-- EXERCISE MATERIALS --
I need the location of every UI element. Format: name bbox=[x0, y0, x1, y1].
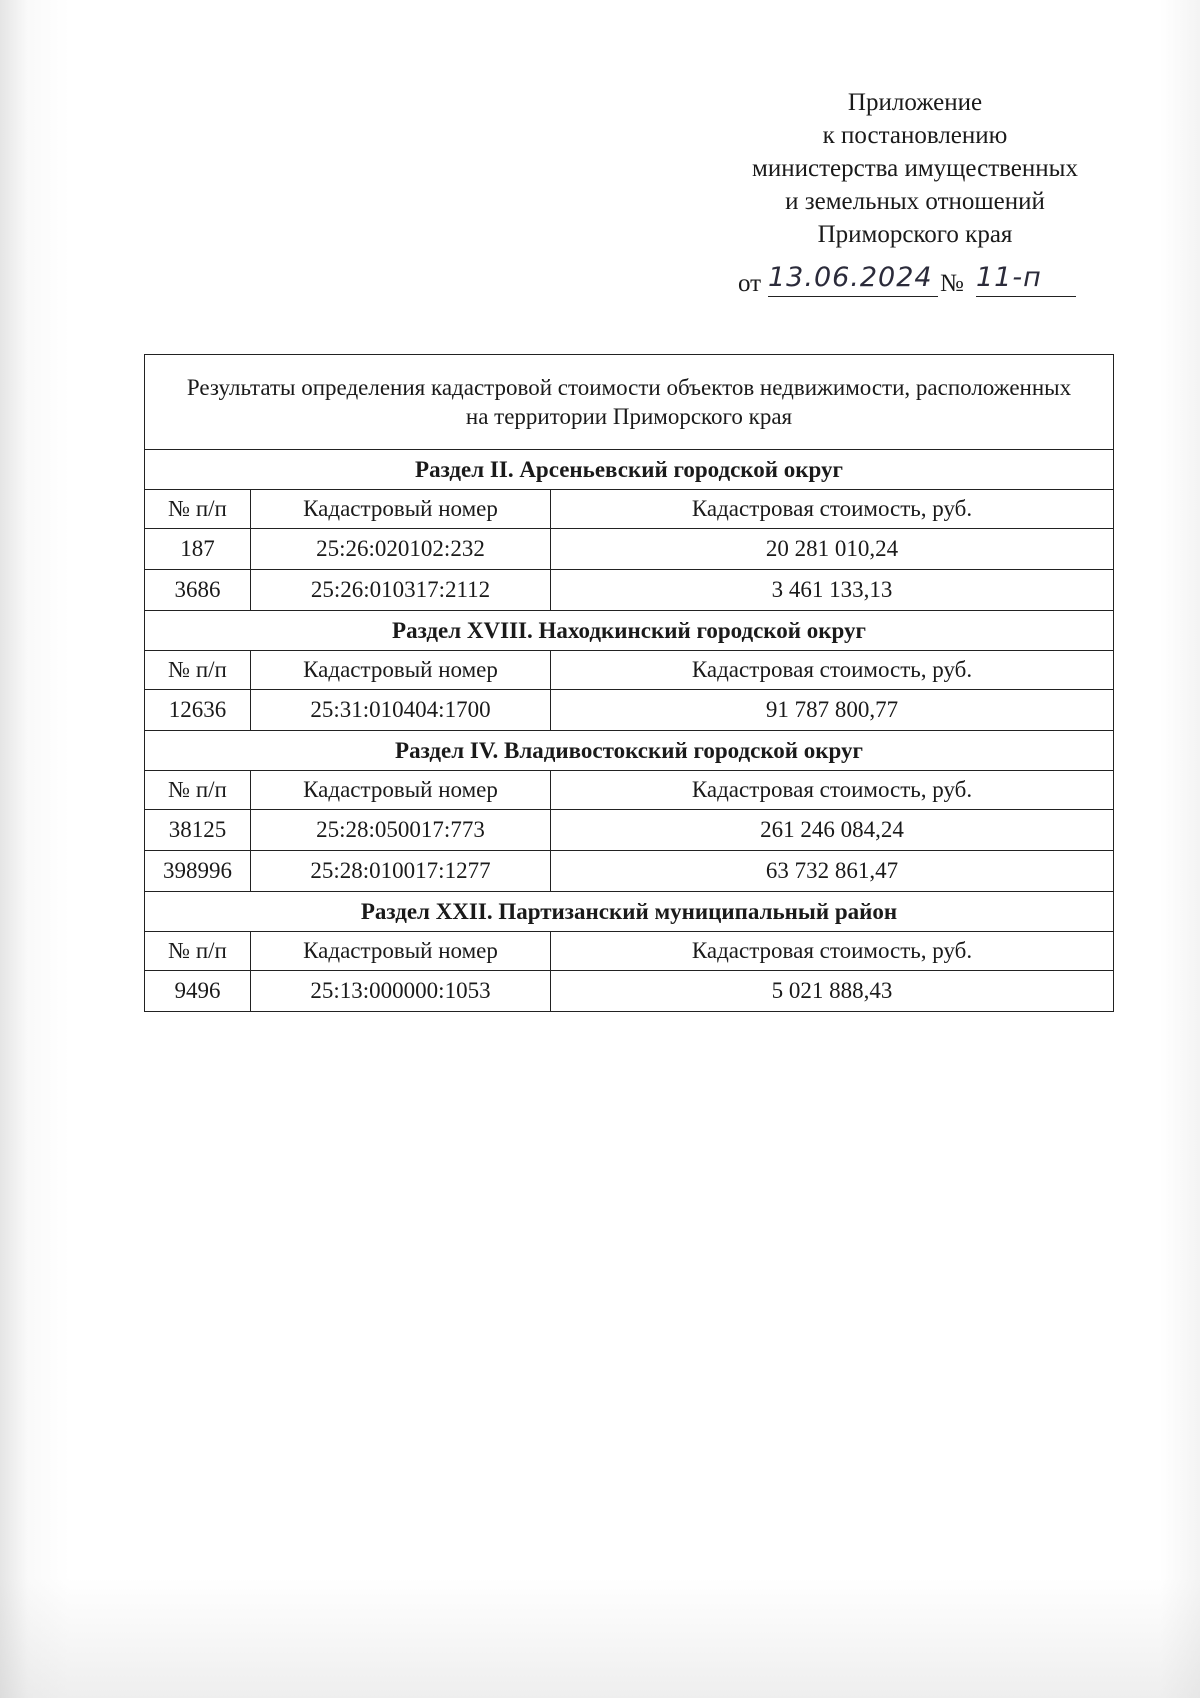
number-prefix: № bbox=[940, 270, 964, 297]
scan-shadow-right bbox=[1160, 0, 1200, 1698]
cadastral-number: 25:31:010404:1700 bbox=[251, 690, 551, 731]
cadastral-number: 25:26:010317:2112 bbox=[251, 570, 551, 611]
appendix-line: Приложение bbox=[847, 89, 983, 116]
cadastral-value-column-header: Кадастровая стоимость, руб. bbox=[551, 771, 1114, 810]
column-header-row bbox=[145, 490, 1114, 529]
table-title-line: Результаты определения кадастровой стоимости объектов недвижимости, расположенных bbox=[186, 375, 1072, 400]
table-row bbox=[145, 810, 1114, 851]
resolution-date-number bbox=[738, 262, 1138, 304]
table-row bbox=[145, 690, 1114, 731]
appendix-line: министерства имущественных bbox=[752, 155, 1078, 182]
section-title: Раздел XXII. Партизанский муниципальный район bbox=[145, 892, 1114, 932]
row-number: 398996 bbox=[145, 851, 251, 892]
cadastral-number: 25:28:010017:1277 bbox=[251, 851, 551, 892]
cadastral-value: 63 732 861,47 bbox=[551, 851, 1114, 892]
cadastral-number-column-header: Кадастровый номер bbox=[251, 932, 551, 971]
cadastral-number-column-header: Кадастровый номер bbox=[251, 651, 551, 690]
section-row bbox=[145, 731, 1114, 771]
cadastral-number-column-header: Кадастровый номер bbox=[251, 771, 551, 810]
table-title-line: на территории Приморского края bbox=[465, 404, 793, 429]
number-column-header: № п/п bbox=[145, 932, 251, 971]
table-row bbox=[145, 529, 1114, 570]
table-row bbox=[145, 851, 1114, 892]
row-number: 38125 bbox=[145, 810, 251, 851]
column-header-row bbox=[145, 651, 1114, 690]
scan-shadow-left bbox=[0, 0, 70, 1698]
row-number: 12636 bbox=[145, 690, 251, 731]
row-number: 3686 bbox=[145, 570, 251, 611]
row-number: 187 bbox=[145, 529, 251, 570]
section-row bbox=[145, 892, 1114, 932]
cadastral-results-table bbox=[144, 354, 1114, 1012]
scan-shadow-bottom bbox=[0, 1578, 1200, 1698]
handwritten-date: 13.06.2024 bbox=[768, 262, 938, 297]
cadastral-value: 3 461 133,13 bbox=[551, 570, 1114, 611]
date-prefix: от bbox=[738, 270, 762, 297]
cadastral-number: 25:13:000000:1053 bbox=[251, 971, 551, 1012]
appendix-line: Приморского края bbox=[817, 221, 1013, 248]
handwritten-number: 11-п bbox=[976, 262, 1076, 297]
appendix-header bbox=[700, 86, 1130, 251]
section-row bbox=[145, 611, 1114, 651]
cadastral-value-column-header: Кадастровая стоимость, руб. bbox=[551, 490, 1114, 529]
cadastral-number-column-header: Кадастровый номер bbox=[251, 490, 551, 529]
cadastral-value: 91 787 800,77 bbox=[551, 690, 1114, 731]
section-title: Раздел IV. Владивостокский городской округ bbox=[145, 731, 1114, 771]
cadastral-value-column-header: Кадастровая стоимость, руб. bbox=[551, 651, 1114, 690]
section-title: Раздел II. Арсеньевский городской округ bbox=[145, 450, 1114, 490]
cadastral-number: 25:26:020102:232 bbox=[251, 529, 551, 570]
row-number: 9496 bbox=[145, 971, 251, 1012]
number-column-header: № п/п bbox=[145, 771, 251, 810]
cadastral-number: 25:28:050017:773 bbox=[251, 810, 551, 851]
table-title bbox=[145, 355, 1114, 450]
number-column-header: № п/п bbox=[145, 651, 251, 690]
table-row bbox=[145, 971, 1114, 1012]
cadastral-value: 261 246 084,24 bbox=[551, 810, 1114, 851]
cadastral-value: 20 281 010,24 bbox=[551, 529, 1114, 570]
number-column-header: № п/п bbox=[145, 490, 251, 529]
section-row bbox=[145, 450, 1114, 490]
table-row bbox=[145, 570, 1114, 611]
column-header-row bbox=[145, 932, 1114, 971]
appendix-line: к постановлению bbox=[822, 122, 1008, 149]
section-title: Раздел XVIII. Находкинский городской округ bbox=[145, 611, 1114, 651]
appendix-line: и земельных отношений bbox=[785, 188, 1045, 215]
cadastral-value: 5 021 888,43 bbox=[551, 971, 1114, 1012]
cadastral-value-column-header: Кадастровая стоимость, руб. bbox=[551, 932, 1114, 971]
column-header-row bbox=[145, 771, 1114, 810]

-- JOB --
Turn the listing above into a JSON list of strings, with one string for each line and blank lines omitted. Leave the picture lines out of the result.

-- REPLY --
[
  "I need the location of every UI element. Format: name bbox=[x0, y0, x1, y1].",
  "number-prefix: № bbox=[940, 270, 964, 297]",
  "scan-shadow-right bbox=[1160, 0, 1200, 1698]",
  "cadastral-number: 25:31:010404:1700 bbox=[251, 690, 551, 731]",
  "cadastral-number: 25:26:010317:2112 bbox=[251, 570, 551, 611]",
  "appendix-line: Приложение bbox=[847, 89, 983, 116]",
  "cadastral-value-column-header: Кадастровая стоимость, руб. bbox=[551, 771, 1114, 810]",
  "column-header-row bbox=[145, 490, 1114, 529]",
  "table-title-line: Результаты определения кадастровой стоимости объектов недвижимости, расположенных bbox=[186, 375, 1072, 400]",
  "table-row bbox=[145, 810, 1114, 851]",
  "resolution-date-number bbox=[738, 262, 1138, 304]",
  "table-row bbox=[145, 690, 1114, 731]",
  "appendix-line: министерства имущественных bbox=[752, 155, 1078, 182]",
  "section-title: Раздел XXII. Партизанский муниципальный район bbox=[145, 892, 1114, 932]",
  "row-number: 398996 bbox=[145, 851, 251, 892]",
  "cadastral-number: 25:28:010017:1277 bbox=[251, 851, 551, 892]",
  "cadastral-value: 63 732 861,47 bbox=[551, 851, 1114, 892]",
  "cadastral-number-column-header: Кадастровый номер bbox=[251, 932, 551, 971]",
  "cadastral-number-column-header: Кадастровый номер bbox=[251, 651, 551, 690]",
  "section-row bbox=[145, 731, 1114, 771]",
  "cadastral-number-column-header: Кадастровый номер bbox=[251, 771, 551, 810]",
  "table-title-line: на территории Приморского края bbox=[465, 404, 793, 429]",
  "number-column-header: № п/п bbox=[145, 932, 251, 971]",
  "table-row bbox=[145, 529, 1114, 570]",
  "table-row bbox=[145, 851, 1114, 892]",
  "row-number: 38125 bbox=[145, 810, 251, 851]",
  "column-header-row bbox=[145, 651, 1114, 690]",
  "scan-shadow-left bbox=[0, 0, 70, 1698]",
  "row-number: 12636 bbox=[145, 690, 251, 731]",
  "row-number: 3686 bbox=[145, 570, 251, 611]",
  "row-number: 187 bbox=[145, 529, 251, 570]",
  "section-row bbox=[145, 892, 1114, 932]",
  "cadastral-results-table bbox=[144, 354, 1114, 1012]",
  "scan-shadow-bottom bbox=[0, 1578, 1200, 1698]",
  "handwritten-date: 13.06.2024 bbox=[768, 262, 938, 297]",
  "cadastral-value: 3 461 133,13 bbox=[551, 570, 1114, 611]",
  "date-prefix: от bbox=[738, 270, 762, 297]",
  "cadastral-number: 25:13:000000:1053 bbox=[251, 971, 551, 1012]",
  "appendix-line: Приморского края bbox=[817, 221, 1013, 248]",
  "handwritten-number: 11-п bbox=[976, 262, 1076, 297]",
  "appendix-header bbox=[700, 86, 1130, 251]",
  "section-row bbox=[145, 611, 1114, 651]",
  "cadastral-value-column-header: Кадастровая стоимость, руб. bbox=[551, 490, 1114, 529]",
  "cadastral-number-column-header: Кадастровый номер bbox=[251, 490, 551, 529]",
  "cadastral-value: 91 787 800,77 bbox=[551, 690, 1114, 731]",
  "section-title: Раздел IV. Владивостокский городской округ bbox=[145, 731, 1114, 771]",
  "cadastral-value-column-header: Кадастровая стоимость, руб. bbox=[551, 651, 1114, 690]",
  "section-title: Раздел II. Арсеньевский городской округ bbox=[145, 450, 1114, 490]",
  "cadastral-number: 25:26:020102:232 bbox=[251, 529, 551, 570]",
  "row-number: 9496 bbox=[145, 971, 251, 1012]",
  "number-column-header: № п/п bbox=[145, 771, 251, 810]",
  "cadastral-number: 25:28:050017:773 bbox=[251, 810, 551, 851]",
  "table-title bbox=[145, 355, 1114, 450]",
  "number-column-header: № п/п bbox=[145, 651, 251, 690]",
  "table-row bbox=[145, 971, 1114, 1012]",
  "cadastral-value: 261 246 084,24 bbox=[551, 810, 1114, 851]",
  "cadastral-value: 20 281 010,24 bbox=[551, 529, 1114, 570]",
  "number-column-header: № п/п bbox=[145, 490, 251, 529]",
  "section-row bbox=[145, 450, 1114, 490]",
  "table-row bbox=[145, 570, 1114, 611]",
  "column-header-row bbox=[145, 932, 1114, 971]",
  "appendix-line: к постановлению bbox=[822, 122, 1008, 149]",
  "section-title: Раздел XVIII. Находкинский городской округ bbox=[145, 611, 1114, 651]",
  "appendix-line: и земельных отношений bbox=[785, 188, 1045, 215]",
  "cadastral-value: 5 021 888,43 bbox=[551, 971, 1114, 1012]",
  "cadastral-value-column-header: Кадастровая стоимость, руб. bbox=[551, 932, 1114, 971]",
  "column-header-row bbox=[145, 771, 1114, 810]"
]